• [SET TASK A]
Count the lines of the records that contain the string "enable", treating case as significant. Give only the number.

• [EXCERPTED PASSAGE]
##########

If you figure that one out, then here’s the next level, with ten pairs and twelve clues!

A group of ten men (ABCDEFGHIJ) and ten women (abcdefghij) are chosen so that everybody has a perfect match of the opposite gender. They are given the following twelve clues:

  1. F and f are not a match
  2. J and h are not a match
  3. B and e are not a match
  4. D and d are a match
  5. H and c are a match
  6. The pairing (Ai Bb Ca Dd Ee Fc Gj Hg If Jh) contains exactly 2 matches.
  7. The pairing (Af Be Cg Dj Eh Fd Gi Hc Ia Jb) contains exactly 4 matches.
  8. The pairing (Af Be Ca Dd Ej Fh Gi Hb Ig Jc) contains exactly 2 matches.
  9. The pairing (Aa Bc Ci Dd Eg Fj Gf Hb Ih Je) contains exactly 2 matches.
  10. The pairing (Af Bi Ce Dd Eh Fg Gj Hc Ia Jb) contains exactly 5 matches.
  11. The pairing (Af Ba Cb Dd Eh Fi Gj Hc Ie Jg) contains exactly 5 matches.
  12. The pairing (Af Bi Ch Dd Eb Fg Gj Hc Ia Je) contains exactly 7 matches.

Can you help them get their million dollars?

✯✯✯

Some background on the puzzle:

I didn’t actually come up with it out of nowhere, I encountered in the wild! A few days ago I started watching a new Netflix reality show called “Are You The One?” The premise of the show: ten men and ten women are paired up via a matchmaking algorithm, and if they can all figure out their other halves after living together for a month, then they win one million dollars. It’s an extremely corny show, but there was one aspect of it which I found pretty interesting: it’s a perfect setting for Bayesian experimental design! Me being me, I spent the whole show thinking about the math of how contestants get information about their potential “perfect matches”.

Let’s start with a very basic look at the underlying math. Ten pairs, chosen from two groups of ten, gives ten factorial possible matchings. 10! is 3,628,800, which is a lot of possibilities. If you were to randomly choose the ten matches, with no background information, you’d have a .000028% chance of getting everything right. This is about as likely as you are to correctly guess the outcome of 22 tosses of an unbiased coin in a row!

##########

• [RECORDS SHOWN]

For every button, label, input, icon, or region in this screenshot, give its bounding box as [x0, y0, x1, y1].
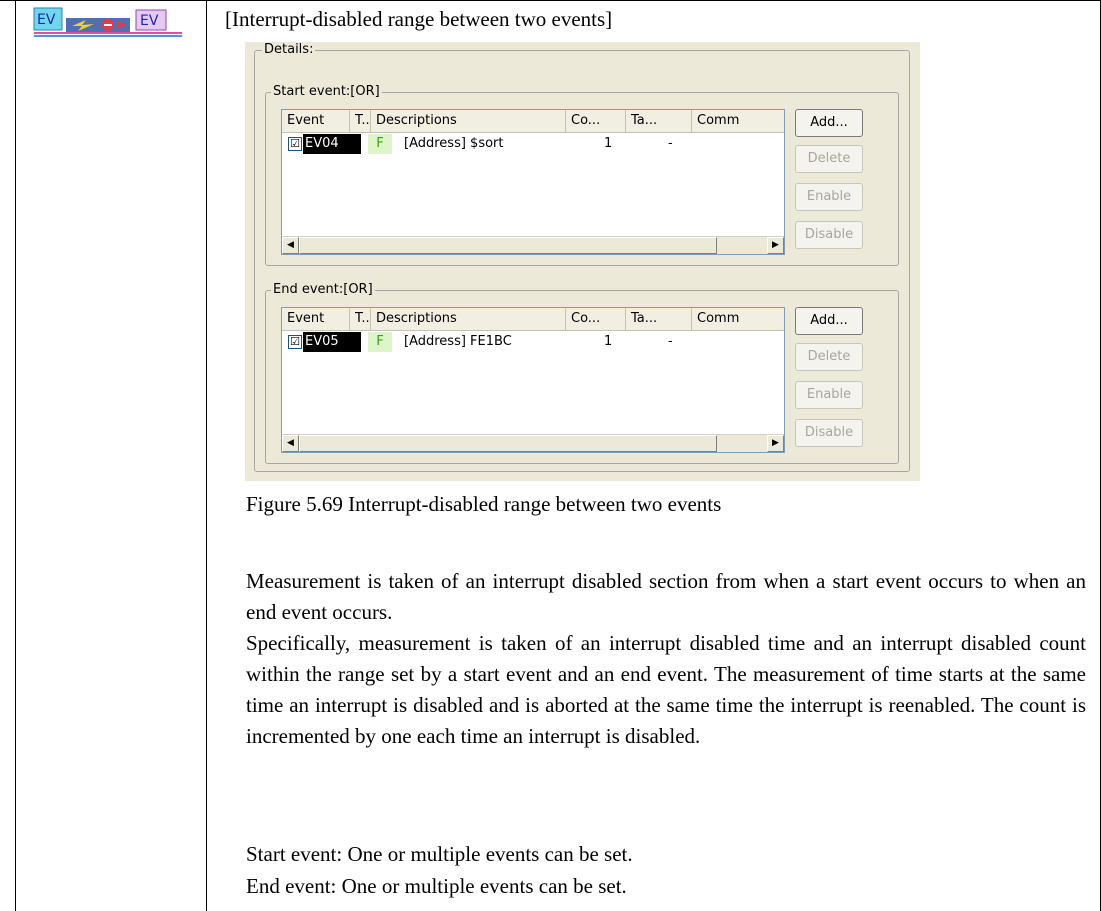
enable-checkbox[interactable]: ☑: [288, 335, 302, 349]
event-type: F: [368, 134, 392, 154]
column-task[interactable]: Ta...: [626, 110, 692, 132]
event-details-dialog: Details: Start event:[OR] Event T.. Desc…: [245, 42, 920, 481]
scroll-left-arrow-icon[interactable]: ◀: [282, 435, 299, 452]
scrollbar-thumb[interactable]: [299, 237, 717, 254]
event-type: F: [368, 332, 392, 352]
enable-checkbox[interactable]: ☑: [288, 137, 302, 151]
interrupt-disabled-range-icon: EV EV: [33, 7, 182, 37]
event-name: EV05: [303, 332, 361, 352]
table-column-divider: [206, 0, 207, 911]
start-event-note: Start event: One or multiple events can …: [246, 842, 633, 866]
end-event-list[interactable]: Event T.. Descriptions Co... Ta... Comm …: [281, 307, 785, 453]
scroll-left-arrow-icon[interactable]: ◀: [282, 237, 299, 254]
table-left-border: [15, 0, 16, 911]
end-add-button[interactable]: Add...: [795, 307, 863, 335]
end-delete-button[interactable]: Delete: [795, 343, 863, 371]
start-event-list[interactable]: Event T.. Descriptions Co... Ta... Comm …: [281, 109, 785, 255]
event-count: 1: [604, 334, 613, 349]
event-description: [Address] $sort: [404, 136, 504, 151]
end-list-header: Event T.. Descriptions Co... Ta... Comm: [282, 308, 784, 331]
description-paragraph-1: Measurement is taken of an interrupt dis…: [246, 569, 1086, 624]
table-top-border: [0, 0, 1101, 1]
start-disable-button[interactable]: Disable: [795, 221, 863, 249]
column-task[interactable]: Ta...: [626, 308, 692, 330]
end-event-note: End event: One or multiple events can be…: [246, 874, 627, 898]
column-event[interactable]: Event: [282, 110, 350, 132]
start-delete-button[interactable]: Delete: [795, 145, 863, 173]
event-count: 1: [604, 136, 613, 151]
column-type[interactable]: T..: [350, 308, 371, 330]
figure-caption: Figure 5.69 Interrupt-disabled range bet…: [246, 492, 722, 516]
start-enable-button[interactable]: Enable: [795, 183, 863, 211]
column-comment[interactable]: Comm: [692, 308, 752, 330]
event-task: -: [668, 136, 673, 151]
details-label: Details:: [262, 42, 316, 57]
scroll-right-arrow-icon[interactable]: ▶: [767, 435, 784, 452]
end-event-row[interactable]: ☑ EV05 F [Address] FE1BC 1 -: [282, 332, 784, 352]
start-horizontal-scrollbar[interactable]: ◀ ▶: [282, 236, 784, 254]
start-add-button[interactable]: Add...: [795, 109, 863, 137]
svg-text:EV: EV: [140, 13, 159, 29]
start-list-header: Event T.. Descriptions Co... Ta... Comm: [282, 110, 784, 133]
description-paragraph-2: Specifically, measurement is taken of an…: [246, 631, 1086, 748]
end-horizontal-scrollbar[interactable]: ◀ ▶: [282, 434, 784, 452]
column-comment[interactable]: Comm: [692, 110, 752, 132]
column-descriptions[interactable]: Descriptions: [371, 110, 566, 132]
event-name: EV04: [303, 134, 361, 154]
event-task: -: [668, 334, 673, 349]
section-heading: [Interrupt-disabled range between two ev…: [225, 7, 613, 31]
scroll-right-arrow-icon[interactable]: ▶: [767, 237, 784, 254]
end-event-label: End event:[OR]: [271, 282, 375, 297]
svg-text:EV: EV: [37, 12, 56, 28]
start-event-row[interactable]: ☑ EV04 F [Address] $sort 1 -: [282, 134, 784, 154]
column-event[interactable]: Event: [282, 308, 350, 330]
end-enable-button[interactable]: Enable: [795, 381, 863, 409]
column-count[interactable]: Co...: [566, 110, 626, 132]
scrollbar-thumb[interactable]: [299, 435, 717, 452]
column-descriptions[interactable]: Descriptions: [371, 308, 566, 330]
end-disable-button[interactable]: Disable: [795, 419, 863, 447]
column-count[interactable]: Co...: [566, 308, 626, 330]
start-event-label: Start event:[OR]: [271, 84, 382, 99]
column-type[interactable]: T..: [350, 110, 371, 132]
event-description: [Address] FE1BC: [404, 334, 512, 349]
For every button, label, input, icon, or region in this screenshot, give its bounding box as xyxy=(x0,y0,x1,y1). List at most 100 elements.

##########

• [SET TASK B]
Copy the matchmaking puzzle starting with "If you figure" and going on through "exactly 4 matches.", substituting "hints" for "clues" each time it appears.

• [WORKED SOLUTION A]
4

• [WORKED SOLUTION B]
If you figure that one out, then here’s the next level, with ten pairs and twelve hints!

A group of ten men (ABCDEFGHIJ) and ten women (abcdefghij) are chosen so that everybody has a perfect match of the opposite gender. They are given the following twelve hints:

  1. F and f are not a match
  2. J and h are not a match
  3. B and e are not a match
  4. D and d are a match
  5. H and c are a match
  6. The pairing (Ai Bb Ca Dd Ee Fc Gj Hg If Jh) contains exactly 2 matches.
  7. The pairing (Af Be Cg Dj Eh Fd Gi Hc Ia Jb) contains exactly 4 matches.